- What is asked
Copy out each line of the listing that has the word "УППК" in it.

Extracted records:
[Start]

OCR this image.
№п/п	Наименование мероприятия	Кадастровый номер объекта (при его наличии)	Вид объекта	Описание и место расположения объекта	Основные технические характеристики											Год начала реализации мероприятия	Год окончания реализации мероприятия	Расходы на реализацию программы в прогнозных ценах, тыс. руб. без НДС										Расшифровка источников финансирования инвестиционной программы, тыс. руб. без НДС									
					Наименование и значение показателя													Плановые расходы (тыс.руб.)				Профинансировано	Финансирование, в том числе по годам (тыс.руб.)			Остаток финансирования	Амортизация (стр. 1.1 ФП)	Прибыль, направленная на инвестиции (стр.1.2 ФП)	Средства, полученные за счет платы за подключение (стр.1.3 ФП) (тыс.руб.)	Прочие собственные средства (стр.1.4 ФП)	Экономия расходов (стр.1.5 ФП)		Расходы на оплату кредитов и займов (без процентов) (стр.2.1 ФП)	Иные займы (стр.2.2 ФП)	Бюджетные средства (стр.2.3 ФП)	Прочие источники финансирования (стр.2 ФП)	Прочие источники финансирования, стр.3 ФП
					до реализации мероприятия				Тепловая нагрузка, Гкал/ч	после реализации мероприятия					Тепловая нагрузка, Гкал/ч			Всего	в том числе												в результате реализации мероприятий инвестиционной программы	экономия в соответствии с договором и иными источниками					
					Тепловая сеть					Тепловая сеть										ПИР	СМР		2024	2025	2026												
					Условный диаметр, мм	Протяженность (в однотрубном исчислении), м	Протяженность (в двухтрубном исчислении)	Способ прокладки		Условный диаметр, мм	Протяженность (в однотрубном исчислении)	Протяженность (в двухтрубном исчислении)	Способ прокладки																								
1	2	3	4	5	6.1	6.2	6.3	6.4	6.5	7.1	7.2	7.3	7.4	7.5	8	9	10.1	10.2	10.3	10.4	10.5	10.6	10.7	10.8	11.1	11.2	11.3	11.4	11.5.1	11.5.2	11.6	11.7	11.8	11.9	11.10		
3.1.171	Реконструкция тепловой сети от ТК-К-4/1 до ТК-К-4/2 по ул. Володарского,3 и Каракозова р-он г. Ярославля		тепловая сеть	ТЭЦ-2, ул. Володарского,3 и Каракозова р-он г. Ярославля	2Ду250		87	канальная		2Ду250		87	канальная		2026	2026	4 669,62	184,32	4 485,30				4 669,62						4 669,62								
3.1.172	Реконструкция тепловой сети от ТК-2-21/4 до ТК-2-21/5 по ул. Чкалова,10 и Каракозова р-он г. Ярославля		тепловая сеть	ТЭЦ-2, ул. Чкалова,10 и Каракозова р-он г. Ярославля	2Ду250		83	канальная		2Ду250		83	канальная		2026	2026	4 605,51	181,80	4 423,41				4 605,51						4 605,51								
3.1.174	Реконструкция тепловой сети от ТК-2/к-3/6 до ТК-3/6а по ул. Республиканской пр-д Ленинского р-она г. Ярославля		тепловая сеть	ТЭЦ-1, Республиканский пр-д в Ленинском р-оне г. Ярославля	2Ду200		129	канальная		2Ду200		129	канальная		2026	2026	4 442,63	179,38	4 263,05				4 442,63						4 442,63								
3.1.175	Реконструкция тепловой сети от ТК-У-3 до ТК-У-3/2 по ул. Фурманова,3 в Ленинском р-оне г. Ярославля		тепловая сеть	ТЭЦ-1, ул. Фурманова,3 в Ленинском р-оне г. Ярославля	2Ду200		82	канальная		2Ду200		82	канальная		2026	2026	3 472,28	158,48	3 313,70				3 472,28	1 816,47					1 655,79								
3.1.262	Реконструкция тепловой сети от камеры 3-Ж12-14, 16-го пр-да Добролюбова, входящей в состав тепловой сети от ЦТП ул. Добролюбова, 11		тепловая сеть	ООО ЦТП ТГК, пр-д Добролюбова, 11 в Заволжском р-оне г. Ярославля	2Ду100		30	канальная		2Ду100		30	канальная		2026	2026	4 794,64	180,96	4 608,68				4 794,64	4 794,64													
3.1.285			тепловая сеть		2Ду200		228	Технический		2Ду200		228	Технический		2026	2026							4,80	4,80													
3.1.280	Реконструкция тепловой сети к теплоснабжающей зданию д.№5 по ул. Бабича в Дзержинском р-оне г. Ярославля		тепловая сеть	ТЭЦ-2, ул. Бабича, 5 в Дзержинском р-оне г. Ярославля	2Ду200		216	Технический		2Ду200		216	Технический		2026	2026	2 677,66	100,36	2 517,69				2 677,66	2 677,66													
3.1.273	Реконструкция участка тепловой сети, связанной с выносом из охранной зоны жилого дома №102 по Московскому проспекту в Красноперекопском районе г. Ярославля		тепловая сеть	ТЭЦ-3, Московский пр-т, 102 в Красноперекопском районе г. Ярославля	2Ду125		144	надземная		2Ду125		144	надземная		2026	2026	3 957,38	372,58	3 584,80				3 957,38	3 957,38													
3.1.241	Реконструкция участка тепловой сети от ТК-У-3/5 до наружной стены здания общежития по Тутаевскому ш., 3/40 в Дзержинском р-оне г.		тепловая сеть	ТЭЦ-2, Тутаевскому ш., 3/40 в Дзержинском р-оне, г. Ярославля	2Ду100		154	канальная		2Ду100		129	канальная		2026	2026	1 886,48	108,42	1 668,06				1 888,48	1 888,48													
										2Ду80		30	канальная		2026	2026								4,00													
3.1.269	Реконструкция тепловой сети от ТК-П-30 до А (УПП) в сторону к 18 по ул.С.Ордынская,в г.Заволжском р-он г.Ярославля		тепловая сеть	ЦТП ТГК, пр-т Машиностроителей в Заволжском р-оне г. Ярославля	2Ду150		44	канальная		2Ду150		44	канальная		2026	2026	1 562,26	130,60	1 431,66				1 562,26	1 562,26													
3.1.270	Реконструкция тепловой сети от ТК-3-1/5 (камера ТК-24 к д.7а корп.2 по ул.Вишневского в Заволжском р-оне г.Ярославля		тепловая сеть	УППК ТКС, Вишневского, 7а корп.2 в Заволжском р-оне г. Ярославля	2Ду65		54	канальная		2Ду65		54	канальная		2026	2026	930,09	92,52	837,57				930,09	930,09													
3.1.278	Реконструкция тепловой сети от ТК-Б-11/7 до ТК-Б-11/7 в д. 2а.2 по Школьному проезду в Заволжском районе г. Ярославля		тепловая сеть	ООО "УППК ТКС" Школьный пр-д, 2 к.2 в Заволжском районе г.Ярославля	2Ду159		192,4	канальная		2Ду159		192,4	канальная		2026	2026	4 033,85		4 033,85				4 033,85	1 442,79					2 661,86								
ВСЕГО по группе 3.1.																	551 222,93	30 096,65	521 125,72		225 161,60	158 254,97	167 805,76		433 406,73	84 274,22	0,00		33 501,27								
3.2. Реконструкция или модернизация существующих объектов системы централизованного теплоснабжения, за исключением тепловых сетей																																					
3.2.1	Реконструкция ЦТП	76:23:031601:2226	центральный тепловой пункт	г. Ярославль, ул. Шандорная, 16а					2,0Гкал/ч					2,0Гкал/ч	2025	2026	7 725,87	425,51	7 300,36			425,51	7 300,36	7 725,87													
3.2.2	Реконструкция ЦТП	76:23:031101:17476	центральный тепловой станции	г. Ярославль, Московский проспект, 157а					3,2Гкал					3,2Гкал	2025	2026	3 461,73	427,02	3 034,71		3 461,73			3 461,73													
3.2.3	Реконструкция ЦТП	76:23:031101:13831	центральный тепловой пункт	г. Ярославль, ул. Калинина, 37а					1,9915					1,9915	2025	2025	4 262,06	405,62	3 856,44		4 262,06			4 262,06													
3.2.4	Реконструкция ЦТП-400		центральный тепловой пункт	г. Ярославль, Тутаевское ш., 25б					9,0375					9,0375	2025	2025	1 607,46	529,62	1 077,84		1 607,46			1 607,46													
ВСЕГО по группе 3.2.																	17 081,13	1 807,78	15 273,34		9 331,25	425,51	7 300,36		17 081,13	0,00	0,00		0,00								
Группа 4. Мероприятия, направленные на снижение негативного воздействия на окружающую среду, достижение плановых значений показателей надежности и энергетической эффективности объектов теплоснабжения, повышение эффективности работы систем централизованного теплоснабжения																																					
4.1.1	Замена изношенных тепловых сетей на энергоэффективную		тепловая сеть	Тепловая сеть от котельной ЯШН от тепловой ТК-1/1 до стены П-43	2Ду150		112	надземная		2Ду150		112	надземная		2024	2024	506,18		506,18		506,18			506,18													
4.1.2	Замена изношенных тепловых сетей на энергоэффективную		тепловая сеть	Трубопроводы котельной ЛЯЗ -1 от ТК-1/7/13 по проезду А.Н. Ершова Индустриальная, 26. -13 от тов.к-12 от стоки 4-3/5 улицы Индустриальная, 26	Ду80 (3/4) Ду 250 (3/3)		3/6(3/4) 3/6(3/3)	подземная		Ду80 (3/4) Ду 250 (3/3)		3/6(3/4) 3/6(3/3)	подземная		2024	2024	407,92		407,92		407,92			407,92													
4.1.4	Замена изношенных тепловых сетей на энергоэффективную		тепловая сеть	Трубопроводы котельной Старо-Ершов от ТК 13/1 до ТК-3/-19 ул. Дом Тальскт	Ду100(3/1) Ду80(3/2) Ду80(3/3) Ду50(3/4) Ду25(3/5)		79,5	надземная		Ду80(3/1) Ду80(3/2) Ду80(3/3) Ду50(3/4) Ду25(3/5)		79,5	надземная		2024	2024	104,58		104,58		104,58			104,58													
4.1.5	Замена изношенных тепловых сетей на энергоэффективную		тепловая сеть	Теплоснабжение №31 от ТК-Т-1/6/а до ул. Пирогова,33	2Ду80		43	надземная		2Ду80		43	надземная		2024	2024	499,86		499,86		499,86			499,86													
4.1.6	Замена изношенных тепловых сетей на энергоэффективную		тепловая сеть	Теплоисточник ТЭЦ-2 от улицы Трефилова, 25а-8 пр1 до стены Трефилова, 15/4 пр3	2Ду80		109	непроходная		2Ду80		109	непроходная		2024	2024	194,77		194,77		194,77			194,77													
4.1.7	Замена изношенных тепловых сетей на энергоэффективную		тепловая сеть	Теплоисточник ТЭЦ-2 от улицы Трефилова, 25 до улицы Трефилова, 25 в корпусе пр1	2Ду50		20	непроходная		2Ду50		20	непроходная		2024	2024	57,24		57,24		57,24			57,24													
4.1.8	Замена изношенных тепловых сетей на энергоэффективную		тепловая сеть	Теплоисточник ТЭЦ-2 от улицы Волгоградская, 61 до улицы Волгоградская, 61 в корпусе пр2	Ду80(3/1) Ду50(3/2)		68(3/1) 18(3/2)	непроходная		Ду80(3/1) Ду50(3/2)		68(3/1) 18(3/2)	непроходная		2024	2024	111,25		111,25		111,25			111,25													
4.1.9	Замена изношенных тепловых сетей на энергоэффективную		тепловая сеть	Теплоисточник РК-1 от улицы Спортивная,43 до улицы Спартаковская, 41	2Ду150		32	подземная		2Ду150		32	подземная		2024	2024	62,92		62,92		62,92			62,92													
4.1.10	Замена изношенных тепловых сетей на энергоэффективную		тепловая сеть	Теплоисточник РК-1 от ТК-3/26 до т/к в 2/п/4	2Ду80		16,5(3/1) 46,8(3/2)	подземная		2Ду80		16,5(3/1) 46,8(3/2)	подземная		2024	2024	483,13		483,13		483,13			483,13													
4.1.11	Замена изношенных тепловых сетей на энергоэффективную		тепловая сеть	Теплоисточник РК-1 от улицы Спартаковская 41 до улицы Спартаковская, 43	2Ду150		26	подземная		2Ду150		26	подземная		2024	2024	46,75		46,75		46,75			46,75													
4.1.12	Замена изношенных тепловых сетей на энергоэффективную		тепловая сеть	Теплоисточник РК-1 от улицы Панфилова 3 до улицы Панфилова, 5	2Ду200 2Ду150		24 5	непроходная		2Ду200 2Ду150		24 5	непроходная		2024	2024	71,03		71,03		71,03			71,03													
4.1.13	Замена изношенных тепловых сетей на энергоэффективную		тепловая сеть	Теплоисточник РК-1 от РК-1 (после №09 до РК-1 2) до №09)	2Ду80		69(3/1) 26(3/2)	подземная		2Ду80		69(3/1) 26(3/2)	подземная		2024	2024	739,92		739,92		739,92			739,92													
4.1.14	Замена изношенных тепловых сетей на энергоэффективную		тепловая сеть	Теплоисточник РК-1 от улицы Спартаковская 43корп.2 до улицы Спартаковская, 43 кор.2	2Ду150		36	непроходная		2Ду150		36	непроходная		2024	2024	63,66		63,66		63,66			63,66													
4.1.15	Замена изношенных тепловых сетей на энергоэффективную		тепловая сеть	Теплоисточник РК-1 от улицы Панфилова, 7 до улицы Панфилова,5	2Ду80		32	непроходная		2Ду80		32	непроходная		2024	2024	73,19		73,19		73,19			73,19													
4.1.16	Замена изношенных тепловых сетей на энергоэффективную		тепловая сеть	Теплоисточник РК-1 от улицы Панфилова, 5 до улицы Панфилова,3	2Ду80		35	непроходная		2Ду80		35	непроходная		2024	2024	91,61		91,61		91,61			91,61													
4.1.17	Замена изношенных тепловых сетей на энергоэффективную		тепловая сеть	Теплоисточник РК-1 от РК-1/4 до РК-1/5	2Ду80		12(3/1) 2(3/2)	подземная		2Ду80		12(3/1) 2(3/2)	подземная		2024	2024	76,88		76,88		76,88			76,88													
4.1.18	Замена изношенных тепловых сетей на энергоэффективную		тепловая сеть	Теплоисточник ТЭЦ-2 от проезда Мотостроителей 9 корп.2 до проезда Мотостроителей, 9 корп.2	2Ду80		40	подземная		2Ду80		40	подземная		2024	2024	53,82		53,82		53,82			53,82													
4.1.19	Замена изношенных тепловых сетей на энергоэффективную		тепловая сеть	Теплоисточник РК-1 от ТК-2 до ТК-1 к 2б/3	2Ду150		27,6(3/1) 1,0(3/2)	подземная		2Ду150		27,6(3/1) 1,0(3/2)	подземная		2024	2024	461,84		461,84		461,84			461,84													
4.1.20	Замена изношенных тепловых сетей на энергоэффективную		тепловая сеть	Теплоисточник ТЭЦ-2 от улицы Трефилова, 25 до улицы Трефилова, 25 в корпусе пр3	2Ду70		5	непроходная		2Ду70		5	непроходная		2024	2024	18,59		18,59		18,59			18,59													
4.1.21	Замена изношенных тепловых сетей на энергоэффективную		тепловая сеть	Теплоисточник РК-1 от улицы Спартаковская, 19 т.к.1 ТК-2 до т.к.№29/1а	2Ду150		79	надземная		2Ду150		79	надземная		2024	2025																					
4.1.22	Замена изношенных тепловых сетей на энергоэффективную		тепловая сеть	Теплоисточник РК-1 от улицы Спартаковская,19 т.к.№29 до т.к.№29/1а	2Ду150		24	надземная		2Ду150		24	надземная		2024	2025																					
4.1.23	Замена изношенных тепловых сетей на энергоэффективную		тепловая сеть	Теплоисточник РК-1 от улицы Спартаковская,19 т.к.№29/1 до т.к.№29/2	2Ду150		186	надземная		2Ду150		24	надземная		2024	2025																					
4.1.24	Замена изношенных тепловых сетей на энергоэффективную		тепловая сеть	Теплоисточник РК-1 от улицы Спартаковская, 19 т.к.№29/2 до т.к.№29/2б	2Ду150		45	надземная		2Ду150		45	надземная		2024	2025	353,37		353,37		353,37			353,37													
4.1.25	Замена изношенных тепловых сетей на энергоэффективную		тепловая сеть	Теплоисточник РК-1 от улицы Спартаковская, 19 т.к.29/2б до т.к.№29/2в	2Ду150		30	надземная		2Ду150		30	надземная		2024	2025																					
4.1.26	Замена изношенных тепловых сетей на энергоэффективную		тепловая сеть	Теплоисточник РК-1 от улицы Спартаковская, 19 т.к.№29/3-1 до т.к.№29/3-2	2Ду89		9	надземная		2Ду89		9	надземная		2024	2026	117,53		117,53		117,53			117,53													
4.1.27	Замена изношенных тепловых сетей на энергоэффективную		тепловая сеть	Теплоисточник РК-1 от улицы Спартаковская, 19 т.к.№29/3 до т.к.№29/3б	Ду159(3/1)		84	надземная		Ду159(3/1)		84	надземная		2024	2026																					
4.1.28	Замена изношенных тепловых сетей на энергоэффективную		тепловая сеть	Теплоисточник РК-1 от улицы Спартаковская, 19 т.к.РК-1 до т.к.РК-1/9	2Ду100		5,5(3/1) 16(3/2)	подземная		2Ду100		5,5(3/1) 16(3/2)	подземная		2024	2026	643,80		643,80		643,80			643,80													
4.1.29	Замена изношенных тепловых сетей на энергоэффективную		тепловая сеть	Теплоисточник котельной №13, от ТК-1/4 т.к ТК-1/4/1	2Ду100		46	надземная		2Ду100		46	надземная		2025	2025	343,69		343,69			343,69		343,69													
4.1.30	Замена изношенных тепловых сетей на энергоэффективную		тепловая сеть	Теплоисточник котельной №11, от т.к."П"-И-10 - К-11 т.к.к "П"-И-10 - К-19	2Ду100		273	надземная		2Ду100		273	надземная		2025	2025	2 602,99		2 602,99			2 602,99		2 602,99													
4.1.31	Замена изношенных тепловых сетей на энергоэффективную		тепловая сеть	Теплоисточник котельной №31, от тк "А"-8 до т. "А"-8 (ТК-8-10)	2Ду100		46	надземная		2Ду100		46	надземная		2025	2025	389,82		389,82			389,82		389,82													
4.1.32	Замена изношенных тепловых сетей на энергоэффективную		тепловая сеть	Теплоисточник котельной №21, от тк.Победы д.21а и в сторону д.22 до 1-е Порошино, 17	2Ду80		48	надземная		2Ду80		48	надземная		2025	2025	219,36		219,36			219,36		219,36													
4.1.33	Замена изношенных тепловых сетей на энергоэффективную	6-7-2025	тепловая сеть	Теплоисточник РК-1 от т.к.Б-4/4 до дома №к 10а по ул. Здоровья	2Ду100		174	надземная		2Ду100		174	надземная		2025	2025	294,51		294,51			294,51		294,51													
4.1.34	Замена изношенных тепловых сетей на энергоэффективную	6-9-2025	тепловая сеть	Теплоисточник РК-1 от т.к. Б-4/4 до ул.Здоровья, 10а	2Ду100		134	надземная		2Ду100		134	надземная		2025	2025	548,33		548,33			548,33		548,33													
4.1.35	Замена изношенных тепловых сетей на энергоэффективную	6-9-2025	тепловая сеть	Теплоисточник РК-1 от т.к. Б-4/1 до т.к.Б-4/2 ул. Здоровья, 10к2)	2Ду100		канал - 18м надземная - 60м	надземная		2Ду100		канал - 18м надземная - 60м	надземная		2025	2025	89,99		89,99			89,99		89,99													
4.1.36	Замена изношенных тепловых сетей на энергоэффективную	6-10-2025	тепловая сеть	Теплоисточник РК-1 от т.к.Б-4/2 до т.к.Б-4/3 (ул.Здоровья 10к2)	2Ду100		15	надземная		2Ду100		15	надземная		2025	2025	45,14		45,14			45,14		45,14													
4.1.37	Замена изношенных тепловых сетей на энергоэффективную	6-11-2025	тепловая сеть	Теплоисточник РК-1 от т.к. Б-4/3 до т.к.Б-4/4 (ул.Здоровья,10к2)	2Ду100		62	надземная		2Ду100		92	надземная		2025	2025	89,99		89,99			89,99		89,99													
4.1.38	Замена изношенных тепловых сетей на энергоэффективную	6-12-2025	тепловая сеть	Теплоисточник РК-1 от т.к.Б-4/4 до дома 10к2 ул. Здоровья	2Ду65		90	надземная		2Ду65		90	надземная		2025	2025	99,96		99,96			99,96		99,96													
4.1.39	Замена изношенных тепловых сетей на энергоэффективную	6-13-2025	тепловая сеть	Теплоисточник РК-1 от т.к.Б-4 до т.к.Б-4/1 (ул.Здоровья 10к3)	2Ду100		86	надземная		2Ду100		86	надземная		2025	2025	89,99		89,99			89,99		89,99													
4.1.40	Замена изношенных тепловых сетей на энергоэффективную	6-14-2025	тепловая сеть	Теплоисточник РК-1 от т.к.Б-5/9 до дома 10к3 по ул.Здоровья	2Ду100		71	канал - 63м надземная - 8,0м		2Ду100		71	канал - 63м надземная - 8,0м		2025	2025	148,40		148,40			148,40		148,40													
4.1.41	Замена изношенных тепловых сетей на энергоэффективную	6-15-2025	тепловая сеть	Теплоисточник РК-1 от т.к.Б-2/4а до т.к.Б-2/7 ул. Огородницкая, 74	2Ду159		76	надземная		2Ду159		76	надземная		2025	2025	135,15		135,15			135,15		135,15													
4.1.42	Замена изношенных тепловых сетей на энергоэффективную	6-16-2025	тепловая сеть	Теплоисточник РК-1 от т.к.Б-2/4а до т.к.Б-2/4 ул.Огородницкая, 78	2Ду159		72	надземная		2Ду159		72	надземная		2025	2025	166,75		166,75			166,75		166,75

[End]

- Final result
3.1.270	Реконструкция тепловой сети от ТК-3-1/5 (камера ТК-24 к д.7а корп.2 по ул.Вишневского в Заволжском р-оне г.Ярославля		тепловая сеть	УППК ТКС, Вишневского, 7а корп.2 в Заволжском р-оне г. Ярославля	2Ду65		54	канальная		2Ду65		54	канальная		2026	2026	930,09	92,52	837,57				930,09	930,09													
3.1.278	Реконструкция тепловой сети от ТК-Б-11/7 до ТК-Б-11/7 в д. 2а.2 по Школьному проезду в Заволжском районе г. Ярославля		тепловая сеть	ООО "УППК ТКС" Школьный пр-д, 2 к.2 в Заволжском районе г.Ярославля	2Ду159		192,4	канальная		2Ду159		192,4	канальная		2026	2026	4 033,85		4 033,85				4 033,85	1 442,79					2 661,86								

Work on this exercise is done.